» **WHAT THE TASK ASKS**: Scan each line of the records for the word "JSON" and extract the ones that have it.

------------------------------

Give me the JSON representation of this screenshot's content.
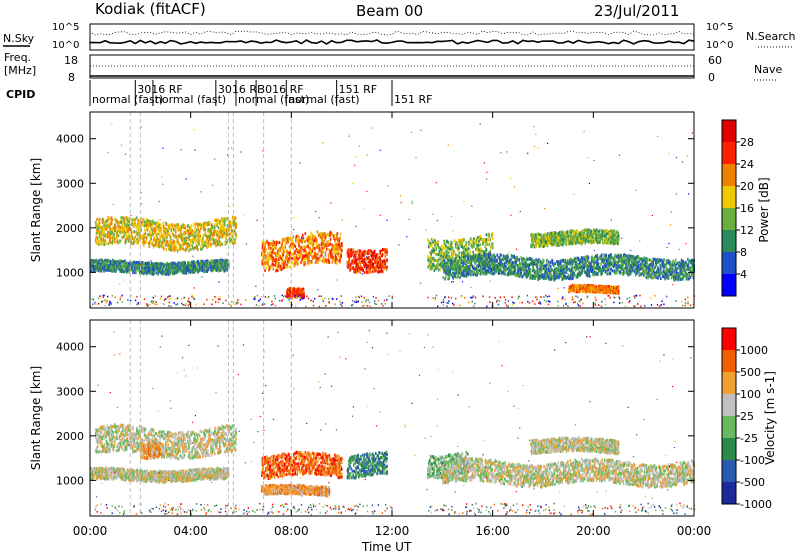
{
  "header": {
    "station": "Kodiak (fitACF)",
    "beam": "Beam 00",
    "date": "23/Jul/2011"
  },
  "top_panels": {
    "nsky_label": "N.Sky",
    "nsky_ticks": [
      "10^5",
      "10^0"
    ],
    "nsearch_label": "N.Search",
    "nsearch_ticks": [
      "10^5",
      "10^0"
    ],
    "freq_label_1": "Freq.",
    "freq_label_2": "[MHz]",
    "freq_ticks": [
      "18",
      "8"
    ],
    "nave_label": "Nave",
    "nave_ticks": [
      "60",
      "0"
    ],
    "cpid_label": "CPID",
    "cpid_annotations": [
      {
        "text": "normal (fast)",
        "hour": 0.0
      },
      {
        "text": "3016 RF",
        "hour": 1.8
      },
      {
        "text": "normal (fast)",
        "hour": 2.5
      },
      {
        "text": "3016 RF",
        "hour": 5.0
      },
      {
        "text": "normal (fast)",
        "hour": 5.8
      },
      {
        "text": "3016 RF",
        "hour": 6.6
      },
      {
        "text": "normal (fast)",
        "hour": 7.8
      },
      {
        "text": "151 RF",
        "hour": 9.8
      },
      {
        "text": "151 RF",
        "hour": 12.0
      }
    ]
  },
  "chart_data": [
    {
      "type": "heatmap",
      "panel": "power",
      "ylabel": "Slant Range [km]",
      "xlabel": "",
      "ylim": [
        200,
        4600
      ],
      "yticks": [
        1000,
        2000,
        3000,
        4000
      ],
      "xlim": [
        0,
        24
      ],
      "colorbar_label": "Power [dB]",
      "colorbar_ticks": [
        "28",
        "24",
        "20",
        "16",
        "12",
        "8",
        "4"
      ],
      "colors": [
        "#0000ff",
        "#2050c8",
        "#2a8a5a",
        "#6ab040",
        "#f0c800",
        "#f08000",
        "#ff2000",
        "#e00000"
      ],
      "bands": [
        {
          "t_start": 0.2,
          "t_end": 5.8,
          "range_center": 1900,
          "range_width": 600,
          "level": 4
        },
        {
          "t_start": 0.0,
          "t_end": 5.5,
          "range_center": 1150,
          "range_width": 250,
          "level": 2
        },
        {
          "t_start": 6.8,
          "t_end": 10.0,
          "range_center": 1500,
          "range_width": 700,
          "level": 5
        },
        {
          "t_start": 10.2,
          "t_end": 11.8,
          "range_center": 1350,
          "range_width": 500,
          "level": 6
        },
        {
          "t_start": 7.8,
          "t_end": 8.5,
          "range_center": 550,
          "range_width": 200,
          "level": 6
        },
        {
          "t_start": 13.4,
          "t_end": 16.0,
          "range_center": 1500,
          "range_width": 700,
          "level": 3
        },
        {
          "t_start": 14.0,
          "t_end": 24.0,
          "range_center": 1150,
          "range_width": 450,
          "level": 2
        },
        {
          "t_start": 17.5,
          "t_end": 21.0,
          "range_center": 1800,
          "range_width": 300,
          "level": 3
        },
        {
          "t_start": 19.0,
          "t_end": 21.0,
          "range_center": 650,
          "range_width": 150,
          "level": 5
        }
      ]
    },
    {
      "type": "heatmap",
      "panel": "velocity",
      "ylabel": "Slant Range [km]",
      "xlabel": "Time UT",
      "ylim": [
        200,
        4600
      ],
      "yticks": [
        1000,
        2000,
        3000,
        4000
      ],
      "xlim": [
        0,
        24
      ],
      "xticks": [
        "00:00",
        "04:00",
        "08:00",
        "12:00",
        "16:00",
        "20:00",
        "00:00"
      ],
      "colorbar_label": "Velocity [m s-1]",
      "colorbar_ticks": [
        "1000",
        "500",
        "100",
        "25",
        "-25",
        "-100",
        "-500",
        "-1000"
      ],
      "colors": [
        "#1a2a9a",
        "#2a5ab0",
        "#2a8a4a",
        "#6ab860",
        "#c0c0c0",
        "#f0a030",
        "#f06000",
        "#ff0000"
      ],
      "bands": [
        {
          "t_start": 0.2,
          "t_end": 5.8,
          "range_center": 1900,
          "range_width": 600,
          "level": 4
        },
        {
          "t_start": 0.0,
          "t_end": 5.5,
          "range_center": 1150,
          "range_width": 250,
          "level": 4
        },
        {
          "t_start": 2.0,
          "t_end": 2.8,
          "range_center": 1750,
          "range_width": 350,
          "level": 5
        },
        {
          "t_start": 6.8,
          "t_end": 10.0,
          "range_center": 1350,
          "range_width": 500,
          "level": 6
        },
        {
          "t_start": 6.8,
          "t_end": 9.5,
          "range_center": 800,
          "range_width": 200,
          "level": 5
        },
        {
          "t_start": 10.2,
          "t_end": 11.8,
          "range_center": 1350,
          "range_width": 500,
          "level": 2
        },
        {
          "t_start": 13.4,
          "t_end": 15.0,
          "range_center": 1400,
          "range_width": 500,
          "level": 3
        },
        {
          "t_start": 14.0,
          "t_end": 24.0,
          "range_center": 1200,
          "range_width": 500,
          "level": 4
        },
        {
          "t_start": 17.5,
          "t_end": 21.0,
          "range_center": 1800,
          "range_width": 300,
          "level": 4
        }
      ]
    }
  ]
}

------------------------------

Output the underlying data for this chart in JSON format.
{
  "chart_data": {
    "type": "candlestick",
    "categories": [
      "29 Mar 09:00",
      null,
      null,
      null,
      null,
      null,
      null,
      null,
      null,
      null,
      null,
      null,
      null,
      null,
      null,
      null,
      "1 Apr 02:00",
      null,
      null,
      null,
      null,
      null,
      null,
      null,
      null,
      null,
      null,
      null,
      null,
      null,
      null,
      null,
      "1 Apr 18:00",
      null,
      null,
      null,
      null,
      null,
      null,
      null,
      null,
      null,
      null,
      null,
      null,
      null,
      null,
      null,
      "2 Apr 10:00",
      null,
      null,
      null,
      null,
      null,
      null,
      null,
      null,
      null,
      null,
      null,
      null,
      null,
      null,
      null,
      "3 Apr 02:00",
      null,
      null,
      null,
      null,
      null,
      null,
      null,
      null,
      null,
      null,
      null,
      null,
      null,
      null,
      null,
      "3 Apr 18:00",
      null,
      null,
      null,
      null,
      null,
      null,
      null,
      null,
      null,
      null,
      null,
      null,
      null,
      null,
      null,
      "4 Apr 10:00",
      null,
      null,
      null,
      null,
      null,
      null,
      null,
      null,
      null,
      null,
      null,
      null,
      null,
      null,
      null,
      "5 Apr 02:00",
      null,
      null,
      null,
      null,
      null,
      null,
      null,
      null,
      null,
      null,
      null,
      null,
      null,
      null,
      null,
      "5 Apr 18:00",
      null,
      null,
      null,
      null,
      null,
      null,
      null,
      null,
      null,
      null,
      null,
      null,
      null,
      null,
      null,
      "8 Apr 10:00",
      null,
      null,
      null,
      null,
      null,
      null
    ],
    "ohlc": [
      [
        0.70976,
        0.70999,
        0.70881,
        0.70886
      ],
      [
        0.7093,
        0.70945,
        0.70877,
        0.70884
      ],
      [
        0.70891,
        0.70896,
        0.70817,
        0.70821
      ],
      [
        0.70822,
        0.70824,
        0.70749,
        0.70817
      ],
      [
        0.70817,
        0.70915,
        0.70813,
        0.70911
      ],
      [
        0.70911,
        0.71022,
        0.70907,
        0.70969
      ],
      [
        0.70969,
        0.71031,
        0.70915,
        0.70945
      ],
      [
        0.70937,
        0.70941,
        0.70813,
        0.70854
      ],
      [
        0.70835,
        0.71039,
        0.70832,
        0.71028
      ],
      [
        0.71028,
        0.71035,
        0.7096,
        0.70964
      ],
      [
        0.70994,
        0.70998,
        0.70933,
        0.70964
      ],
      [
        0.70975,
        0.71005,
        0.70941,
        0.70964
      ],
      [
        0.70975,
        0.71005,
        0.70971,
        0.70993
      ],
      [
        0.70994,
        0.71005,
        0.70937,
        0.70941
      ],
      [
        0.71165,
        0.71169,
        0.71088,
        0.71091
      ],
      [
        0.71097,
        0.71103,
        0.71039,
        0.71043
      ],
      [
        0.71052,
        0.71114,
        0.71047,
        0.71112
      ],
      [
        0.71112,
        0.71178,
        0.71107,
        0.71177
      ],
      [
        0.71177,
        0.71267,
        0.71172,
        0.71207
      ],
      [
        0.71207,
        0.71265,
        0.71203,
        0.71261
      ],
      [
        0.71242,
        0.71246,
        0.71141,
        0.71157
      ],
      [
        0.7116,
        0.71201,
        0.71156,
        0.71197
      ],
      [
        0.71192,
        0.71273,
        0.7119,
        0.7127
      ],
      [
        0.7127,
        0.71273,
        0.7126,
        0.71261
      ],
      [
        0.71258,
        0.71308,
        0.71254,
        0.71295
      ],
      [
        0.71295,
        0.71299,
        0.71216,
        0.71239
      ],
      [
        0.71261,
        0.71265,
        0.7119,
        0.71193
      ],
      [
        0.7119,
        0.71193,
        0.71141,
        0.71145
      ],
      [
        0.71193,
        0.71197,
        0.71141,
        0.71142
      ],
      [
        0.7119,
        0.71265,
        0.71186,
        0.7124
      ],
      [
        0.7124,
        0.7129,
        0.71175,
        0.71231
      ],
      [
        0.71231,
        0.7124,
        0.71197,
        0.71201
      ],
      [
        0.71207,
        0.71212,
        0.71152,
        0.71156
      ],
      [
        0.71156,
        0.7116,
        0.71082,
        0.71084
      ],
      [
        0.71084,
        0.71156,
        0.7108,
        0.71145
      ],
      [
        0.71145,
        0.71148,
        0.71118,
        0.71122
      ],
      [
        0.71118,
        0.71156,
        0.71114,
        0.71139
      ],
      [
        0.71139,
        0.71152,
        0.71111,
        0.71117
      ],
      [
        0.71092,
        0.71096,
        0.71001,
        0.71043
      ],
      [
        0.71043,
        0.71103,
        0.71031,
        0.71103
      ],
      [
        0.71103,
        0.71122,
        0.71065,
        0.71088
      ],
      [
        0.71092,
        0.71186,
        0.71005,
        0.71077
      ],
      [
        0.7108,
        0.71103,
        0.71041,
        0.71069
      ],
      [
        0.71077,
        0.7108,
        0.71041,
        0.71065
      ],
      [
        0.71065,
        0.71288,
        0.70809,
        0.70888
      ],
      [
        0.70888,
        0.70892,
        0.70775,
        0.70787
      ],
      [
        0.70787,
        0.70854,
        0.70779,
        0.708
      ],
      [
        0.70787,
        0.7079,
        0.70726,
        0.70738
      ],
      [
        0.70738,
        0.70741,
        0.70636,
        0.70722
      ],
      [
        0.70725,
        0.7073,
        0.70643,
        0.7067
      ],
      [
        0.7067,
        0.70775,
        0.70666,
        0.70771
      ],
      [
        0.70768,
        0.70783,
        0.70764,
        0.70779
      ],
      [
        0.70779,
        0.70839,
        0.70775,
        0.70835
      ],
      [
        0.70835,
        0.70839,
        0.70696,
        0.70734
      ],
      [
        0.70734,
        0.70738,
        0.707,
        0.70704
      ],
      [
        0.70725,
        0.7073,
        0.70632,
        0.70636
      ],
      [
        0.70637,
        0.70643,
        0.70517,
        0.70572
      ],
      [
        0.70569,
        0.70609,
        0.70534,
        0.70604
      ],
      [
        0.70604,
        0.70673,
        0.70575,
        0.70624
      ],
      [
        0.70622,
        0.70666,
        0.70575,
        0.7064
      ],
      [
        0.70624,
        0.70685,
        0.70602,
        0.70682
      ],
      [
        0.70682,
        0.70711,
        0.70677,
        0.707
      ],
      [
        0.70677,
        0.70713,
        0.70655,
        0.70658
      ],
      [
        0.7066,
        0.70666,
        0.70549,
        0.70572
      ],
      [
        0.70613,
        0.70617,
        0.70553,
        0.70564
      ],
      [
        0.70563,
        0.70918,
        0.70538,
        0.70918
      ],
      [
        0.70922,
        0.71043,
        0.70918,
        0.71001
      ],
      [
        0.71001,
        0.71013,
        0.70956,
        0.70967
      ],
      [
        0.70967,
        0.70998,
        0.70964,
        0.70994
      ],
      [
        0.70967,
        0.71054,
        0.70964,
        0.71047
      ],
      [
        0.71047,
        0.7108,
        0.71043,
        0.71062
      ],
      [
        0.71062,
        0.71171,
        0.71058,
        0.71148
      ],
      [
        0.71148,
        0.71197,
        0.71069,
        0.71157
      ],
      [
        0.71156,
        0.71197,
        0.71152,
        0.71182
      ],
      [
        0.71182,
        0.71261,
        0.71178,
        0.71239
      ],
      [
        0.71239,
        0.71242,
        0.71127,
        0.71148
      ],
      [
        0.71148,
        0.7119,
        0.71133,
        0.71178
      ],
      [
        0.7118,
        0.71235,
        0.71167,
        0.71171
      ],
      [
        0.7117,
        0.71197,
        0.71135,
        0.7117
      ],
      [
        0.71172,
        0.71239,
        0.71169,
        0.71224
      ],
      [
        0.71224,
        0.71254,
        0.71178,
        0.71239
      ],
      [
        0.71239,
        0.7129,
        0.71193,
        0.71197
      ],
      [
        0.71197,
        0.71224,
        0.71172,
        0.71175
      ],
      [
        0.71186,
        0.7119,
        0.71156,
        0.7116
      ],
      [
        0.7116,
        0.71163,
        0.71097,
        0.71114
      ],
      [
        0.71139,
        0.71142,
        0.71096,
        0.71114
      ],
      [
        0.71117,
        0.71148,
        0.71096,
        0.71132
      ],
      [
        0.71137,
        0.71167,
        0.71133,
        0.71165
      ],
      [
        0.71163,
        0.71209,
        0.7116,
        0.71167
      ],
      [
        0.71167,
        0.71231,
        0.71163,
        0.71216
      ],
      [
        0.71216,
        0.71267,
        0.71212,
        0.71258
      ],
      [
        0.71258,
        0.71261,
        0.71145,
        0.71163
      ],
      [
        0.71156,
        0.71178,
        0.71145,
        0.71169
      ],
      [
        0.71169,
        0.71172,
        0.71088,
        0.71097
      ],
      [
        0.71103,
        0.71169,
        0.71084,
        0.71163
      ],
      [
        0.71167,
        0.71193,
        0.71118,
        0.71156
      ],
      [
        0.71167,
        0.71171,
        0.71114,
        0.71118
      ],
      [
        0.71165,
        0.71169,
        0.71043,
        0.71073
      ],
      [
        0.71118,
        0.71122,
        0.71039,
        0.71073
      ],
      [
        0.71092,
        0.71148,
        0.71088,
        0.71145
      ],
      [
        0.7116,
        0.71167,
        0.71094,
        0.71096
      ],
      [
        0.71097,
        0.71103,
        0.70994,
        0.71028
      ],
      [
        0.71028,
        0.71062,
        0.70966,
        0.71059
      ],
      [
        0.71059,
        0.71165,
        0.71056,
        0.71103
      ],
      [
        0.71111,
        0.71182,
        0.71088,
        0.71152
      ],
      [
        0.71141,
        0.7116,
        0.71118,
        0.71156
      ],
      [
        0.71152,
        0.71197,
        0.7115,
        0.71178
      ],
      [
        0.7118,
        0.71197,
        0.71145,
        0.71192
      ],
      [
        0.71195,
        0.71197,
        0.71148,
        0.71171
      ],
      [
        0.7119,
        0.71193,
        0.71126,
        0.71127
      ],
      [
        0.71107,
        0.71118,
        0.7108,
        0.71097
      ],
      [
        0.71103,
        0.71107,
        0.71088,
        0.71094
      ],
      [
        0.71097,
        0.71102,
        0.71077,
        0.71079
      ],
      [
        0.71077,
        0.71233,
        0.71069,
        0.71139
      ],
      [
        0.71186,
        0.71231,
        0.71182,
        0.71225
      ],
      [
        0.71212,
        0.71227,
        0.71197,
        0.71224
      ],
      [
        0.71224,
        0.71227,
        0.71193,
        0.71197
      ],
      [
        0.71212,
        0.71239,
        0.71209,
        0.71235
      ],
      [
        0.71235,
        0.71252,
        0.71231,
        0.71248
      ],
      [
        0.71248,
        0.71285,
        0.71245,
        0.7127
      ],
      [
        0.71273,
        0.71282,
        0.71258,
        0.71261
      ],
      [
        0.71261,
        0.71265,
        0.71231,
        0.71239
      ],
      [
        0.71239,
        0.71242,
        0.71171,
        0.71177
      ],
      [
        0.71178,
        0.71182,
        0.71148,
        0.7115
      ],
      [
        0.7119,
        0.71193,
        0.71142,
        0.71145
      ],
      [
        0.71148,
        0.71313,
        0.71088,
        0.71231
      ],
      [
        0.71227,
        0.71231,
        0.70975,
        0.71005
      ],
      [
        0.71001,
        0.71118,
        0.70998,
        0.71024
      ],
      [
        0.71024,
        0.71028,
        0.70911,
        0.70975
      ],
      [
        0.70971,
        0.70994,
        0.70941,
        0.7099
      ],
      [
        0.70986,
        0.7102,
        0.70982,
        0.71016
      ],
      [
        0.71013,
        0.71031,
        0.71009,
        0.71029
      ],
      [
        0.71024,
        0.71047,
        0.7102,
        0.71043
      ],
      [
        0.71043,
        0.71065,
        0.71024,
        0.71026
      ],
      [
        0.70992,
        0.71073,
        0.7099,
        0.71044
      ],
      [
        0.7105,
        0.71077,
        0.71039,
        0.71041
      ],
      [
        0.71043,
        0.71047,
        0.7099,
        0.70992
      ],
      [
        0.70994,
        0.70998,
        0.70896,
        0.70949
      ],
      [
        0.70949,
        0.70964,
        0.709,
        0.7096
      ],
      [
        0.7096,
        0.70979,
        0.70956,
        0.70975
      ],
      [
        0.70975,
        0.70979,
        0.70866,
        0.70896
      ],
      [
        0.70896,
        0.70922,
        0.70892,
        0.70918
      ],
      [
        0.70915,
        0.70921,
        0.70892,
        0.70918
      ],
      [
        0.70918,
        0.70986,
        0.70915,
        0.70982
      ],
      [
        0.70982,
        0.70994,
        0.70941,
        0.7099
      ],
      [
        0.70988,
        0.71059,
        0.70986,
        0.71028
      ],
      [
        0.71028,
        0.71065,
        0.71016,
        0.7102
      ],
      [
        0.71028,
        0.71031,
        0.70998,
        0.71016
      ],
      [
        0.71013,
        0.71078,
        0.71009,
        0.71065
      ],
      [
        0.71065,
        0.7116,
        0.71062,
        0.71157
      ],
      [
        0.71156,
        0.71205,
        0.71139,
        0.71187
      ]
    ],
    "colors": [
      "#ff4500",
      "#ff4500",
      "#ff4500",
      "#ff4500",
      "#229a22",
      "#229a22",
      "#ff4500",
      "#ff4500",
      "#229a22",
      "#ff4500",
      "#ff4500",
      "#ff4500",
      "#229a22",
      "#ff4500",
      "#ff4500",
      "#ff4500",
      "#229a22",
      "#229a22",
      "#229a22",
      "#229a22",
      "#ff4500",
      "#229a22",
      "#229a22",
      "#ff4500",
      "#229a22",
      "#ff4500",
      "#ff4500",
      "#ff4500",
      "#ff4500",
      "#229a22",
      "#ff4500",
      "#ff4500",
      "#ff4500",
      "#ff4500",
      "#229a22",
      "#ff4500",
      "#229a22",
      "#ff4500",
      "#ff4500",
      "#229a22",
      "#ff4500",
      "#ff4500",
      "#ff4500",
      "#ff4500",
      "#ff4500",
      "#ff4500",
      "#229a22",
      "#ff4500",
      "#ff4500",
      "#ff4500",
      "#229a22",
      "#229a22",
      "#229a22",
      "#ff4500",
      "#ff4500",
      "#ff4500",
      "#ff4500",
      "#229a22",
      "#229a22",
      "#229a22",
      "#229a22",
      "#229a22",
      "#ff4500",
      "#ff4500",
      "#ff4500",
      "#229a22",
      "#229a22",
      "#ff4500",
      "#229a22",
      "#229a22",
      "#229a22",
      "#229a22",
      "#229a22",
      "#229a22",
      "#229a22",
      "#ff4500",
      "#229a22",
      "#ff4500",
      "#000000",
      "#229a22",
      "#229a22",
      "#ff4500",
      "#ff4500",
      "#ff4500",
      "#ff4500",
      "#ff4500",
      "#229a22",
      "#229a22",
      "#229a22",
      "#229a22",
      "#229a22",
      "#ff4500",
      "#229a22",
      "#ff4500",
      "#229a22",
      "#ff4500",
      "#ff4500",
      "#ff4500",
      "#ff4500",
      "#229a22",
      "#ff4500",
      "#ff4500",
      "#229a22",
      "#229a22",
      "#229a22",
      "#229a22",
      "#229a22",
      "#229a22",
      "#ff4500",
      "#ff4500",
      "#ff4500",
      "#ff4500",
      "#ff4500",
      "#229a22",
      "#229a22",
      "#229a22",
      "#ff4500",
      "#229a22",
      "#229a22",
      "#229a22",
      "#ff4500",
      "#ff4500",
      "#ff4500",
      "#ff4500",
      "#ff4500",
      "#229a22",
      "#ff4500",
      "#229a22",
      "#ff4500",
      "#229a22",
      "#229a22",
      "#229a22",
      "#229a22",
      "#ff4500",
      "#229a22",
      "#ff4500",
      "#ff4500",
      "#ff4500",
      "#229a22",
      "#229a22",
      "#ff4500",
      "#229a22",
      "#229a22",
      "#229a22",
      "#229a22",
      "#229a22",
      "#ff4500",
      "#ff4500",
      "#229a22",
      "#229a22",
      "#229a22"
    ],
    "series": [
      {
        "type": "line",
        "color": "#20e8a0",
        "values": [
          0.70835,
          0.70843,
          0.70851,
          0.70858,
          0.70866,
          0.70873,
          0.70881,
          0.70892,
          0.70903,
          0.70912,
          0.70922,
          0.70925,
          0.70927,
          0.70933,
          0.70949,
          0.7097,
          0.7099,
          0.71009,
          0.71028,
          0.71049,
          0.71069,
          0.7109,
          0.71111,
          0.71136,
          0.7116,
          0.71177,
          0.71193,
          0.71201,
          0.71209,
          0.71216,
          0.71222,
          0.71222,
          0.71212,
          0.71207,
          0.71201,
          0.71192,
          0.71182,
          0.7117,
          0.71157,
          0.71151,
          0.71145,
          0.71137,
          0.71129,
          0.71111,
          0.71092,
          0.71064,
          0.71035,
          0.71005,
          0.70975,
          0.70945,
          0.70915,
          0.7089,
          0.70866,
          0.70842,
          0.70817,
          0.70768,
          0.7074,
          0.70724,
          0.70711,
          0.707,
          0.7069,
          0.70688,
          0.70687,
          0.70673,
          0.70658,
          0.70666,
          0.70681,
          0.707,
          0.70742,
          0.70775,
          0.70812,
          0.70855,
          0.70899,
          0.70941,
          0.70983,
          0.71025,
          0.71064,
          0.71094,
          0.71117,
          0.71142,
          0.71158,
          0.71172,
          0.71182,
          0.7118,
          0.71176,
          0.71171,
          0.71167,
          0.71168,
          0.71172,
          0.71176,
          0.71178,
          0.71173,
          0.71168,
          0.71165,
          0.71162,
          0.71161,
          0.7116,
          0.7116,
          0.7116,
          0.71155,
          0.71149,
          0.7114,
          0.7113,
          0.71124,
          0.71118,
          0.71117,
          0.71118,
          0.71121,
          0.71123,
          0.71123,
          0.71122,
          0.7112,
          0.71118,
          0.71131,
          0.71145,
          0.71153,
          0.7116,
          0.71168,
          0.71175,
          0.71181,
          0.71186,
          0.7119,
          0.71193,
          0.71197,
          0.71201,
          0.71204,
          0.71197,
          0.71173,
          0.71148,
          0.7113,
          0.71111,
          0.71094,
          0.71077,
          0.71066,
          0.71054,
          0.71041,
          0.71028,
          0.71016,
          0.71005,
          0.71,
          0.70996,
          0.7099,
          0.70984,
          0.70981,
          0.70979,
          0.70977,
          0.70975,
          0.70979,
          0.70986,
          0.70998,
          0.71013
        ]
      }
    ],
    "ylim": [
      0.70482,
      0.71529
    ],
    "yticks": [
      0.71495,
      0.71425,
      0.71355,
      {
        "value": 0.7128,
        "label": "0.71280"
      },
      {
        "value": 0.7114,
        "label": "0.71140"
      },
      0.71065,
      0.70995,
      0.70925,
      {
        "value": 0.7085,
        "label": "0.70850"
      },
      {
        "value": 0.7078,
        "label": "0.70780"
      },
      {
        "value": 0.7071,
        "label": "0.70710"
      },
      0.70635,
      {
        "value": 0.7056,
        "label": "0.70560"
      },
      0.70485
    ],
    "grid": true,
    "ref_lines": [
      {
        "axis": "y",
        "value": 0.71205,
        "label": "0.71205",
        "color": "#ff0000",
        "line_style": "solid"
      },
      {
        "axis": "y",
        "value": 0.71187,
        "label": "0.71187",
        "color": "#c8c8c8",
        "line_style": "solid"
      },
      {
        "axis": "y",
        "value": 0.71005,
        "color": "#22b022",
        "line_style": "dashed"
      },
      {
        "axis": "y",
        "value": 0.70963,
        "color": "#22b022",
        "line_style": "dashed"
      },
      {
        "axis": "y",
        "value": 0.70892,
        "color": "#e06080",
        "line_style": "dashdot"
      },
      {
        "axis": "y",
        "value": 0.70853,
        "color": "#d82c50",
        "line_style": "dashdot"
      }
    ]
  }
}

------------------------------

» **THE REPLY**:
Give me the JSON representation of this screenshot's content.
Output the underlying data for this chart in JSON format.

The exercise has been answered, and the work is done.